» **Task directions**: Can you find the lines of the listing that include "Management" and copy every one?

-- Material for the task start --

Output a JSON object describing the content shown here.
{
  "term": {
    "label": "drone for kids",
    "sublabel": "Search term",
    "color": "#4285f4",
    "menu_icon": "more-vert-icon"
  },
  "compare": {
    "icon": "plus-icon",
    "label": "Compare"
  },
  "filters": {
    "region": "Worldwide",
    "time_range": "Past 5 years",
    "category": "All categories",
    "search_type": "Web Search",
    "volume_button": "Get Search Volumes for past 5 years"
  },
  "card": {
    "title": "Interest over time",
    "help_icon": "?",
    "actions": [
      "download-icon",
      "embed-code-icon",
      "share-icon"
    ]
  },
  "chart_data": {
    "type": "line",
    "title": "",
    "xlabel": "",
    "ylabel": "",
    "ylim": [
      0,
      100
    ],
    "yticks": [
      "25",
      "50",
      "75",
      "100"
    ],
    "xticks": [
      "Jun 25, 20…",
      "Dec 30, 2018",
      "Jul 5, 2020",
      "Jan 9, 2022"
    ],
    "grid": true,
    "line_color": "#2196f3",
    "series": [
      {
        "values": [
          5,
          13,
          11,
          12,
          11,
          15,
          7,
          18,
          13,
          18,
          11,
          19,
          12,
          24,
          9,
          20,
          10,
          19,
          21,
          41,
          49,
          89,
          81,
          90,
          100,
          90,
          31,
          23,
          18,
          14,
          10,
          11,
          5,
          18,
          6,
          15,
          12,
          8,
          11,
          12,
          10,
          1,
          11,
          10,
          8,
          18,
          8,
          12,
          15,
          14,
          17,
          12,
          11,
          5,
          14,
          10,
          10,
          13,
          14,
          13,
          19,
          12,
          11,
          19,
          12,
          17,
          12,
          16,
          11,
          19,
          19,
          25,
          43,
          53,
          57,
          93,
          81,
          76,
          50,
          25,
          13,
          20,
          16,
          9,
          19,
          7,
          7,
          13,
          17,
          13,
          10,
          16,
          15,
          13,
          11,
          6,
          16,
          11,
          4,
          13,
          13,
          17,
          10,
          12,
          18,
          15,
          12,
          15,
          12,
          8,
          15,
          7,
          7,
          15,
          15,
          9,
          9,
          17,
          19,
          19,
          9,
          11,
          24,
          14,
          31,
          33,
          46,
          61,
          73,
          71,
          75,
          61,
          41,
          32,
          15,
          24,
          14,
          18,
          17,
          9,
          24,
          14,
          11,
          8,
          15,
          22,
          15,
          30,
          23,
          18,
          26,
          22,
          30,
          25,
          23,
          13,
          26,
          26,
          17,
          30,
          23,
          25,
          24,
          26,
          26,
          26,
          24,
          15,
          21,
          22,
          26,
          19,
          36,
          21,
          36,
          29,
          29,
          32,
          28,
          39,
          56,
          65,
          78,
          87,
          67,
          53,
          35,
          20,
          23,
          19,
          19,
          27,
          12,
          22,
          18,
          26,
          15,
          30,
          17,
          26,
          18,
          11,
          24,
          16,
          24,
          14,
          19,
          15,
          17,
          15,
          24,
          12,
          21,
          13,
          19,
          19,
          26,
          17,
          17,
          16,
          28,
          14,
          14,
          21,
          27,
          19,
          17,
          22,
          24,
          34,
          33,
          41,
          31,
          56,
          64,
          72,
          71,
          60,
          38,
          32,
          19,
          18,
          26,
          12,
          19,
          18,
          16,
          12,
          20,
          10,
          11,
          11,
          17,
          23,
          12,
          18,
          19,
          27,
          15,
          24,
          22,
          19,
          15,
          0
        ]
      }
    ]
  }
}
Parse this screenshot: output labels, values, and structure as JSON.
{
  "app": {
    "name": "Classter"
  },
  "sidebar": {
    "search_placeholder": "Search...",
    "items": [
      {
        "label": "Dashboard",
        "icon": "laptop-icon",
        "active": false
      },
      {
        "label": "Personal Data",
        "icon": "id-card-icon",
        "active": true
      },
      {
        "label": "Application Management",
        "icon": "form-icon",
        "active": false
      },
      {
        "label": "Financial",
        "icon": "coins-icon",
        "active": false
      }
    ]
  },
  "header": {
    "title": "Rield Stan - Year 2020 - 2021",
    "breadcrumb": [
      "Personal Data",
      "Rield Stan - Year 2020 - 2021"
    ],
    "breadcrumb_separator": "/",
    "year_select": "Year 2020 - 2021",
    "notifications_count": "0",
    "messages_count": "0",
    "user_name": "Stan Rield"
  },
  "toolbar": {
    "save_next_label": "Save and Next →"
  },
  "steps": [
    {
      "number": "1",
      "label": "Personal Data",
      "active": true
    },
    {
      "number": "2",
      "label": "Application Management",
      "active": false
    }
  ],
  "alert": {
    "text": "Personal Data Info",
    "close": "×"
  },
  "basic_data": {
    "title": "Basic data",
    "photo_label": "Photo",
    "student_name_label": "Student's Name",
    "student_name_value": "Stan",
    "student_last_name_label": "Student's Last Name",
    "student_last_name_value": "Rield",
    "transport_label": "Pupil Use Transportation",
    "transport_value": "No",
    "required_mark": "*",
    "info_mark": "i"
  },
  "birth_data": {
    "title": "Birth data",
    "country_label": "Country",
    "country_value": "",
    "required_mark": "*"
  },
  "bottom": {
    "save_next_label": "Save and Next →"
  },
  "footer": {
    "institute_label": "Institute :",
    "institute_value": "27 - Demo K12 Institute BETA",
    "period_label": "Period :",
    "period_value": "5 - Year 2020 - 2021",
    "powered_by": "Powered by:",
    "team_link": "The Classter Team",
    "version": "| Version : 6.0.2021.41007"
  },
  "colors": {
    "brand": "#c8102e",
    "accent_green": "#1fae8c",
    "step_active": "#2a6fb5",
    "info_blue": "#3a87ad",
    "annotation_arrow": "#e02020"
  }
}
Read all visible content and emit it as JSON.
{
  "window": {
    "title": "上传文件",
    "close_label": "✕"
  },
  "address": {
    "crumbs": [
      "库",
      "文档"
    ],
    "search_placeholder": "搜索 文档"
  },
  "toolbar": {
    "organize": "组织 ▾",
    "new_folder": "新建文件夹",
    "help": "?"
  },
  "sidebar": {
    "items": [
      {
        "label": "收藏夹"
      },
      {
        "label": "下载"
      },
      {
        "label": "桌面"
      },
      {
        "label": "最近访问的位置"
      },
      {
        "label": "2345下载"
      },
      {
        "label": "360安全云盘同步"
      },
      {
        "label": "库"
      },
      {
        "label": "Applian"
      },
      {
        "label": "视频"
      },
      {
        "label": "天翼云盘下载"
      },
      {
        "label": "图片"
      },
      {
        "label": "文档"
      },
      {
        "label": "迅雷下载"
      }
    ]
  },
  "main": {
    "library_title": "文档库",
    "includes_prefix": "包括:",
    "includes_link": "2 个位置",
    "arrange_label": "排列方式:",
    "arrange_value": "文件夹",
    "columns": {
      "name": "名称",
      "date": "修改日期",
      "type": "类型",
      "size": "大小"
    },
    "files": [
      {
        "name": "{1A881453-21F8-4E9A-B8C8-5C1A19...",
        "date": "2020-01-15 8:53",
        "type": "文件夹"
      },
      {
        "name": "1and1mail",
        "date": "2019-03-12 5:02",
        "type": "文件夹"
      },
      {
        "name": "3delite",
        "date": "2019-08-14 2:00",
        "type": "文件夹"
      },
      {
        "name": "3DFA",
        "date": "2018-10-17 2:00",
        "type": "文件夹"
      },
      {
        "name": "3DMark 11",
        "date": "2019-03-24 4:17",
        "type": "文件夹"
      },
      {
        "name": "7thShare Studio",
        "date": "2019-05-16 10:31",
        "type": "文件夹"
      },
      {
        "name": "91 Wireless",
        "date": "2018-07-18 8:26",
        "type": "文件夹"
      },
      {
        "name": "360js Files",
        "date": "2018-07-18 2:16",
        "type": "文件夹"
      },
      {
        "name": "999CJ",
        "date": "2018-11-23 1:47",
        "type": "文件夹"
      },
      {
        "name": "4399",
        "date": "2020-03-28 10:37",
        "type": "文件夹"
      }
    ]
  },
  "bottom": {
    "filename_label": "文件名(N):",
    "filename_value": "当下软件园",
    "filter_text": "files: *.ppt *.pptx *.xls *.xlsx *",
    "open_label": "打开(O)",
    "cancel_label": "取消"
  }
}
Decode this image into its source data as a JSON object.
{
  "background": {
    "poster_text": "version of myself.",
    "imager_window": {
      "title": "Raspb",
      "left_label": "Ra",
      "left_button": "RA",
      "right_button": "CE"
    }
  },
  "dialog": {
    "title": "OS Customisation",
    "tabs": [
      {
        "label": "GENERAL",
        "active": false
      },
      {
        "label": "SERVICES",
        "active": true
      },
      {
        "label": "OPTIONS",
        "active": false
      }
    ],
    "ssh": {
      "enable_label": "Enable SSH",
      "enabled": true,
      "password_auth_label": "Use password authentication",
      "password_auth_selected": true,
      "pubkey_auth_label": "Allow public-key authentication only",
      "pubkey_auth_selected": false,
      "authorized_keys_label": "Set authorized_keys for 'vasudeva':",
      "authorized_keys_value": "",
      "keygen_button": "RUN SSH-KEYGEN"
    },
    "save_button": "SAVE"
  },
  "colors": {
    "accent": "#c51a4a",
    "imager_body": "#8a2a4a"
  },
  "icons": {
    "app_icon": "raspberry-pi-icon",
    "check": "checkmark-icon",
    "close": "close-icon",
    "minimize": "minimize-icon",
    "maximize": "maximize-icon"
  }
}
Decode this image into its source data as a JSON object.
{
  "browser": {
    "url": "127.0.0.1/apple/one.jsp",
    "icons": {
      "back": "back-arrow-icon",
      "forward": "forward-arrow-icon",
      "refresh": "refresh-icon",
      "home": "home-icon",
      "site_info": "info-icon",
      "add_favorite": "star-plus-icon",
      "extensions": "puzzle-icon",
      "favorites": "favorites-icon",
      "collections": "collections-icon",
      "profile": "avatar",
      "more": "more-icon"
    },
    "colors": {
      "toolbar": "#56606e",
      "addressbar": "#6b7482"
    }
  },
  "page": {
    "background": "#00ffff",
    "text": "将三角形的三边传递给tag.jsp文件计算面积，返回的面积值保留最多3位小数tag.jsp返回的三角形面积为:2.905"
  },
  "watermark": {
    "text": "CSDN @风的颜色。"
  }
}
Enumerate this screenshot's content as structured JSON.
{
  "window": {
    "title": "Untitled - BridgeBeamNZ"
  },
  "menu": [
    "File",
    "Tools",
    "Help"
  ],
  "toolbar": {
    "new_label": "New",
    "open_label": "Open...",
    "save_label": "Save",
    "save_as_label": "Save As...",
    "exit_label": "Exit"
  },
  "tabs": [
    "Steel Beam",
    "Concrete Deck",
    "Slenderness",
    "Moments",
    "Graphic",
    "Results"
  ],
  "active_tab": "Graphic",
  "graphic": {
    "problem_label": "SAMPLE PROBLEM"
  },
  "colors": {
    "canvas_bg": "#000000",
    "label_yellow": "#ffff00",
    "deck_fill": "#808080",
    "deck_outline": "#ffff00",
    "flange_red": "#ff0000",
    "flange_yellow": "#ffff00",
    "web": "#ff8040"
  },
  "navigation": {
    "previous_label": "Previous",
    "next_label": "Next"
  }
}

-- Material for the task end --

» **The output**:
        "label": "Application Management",
      "label": "Application Management",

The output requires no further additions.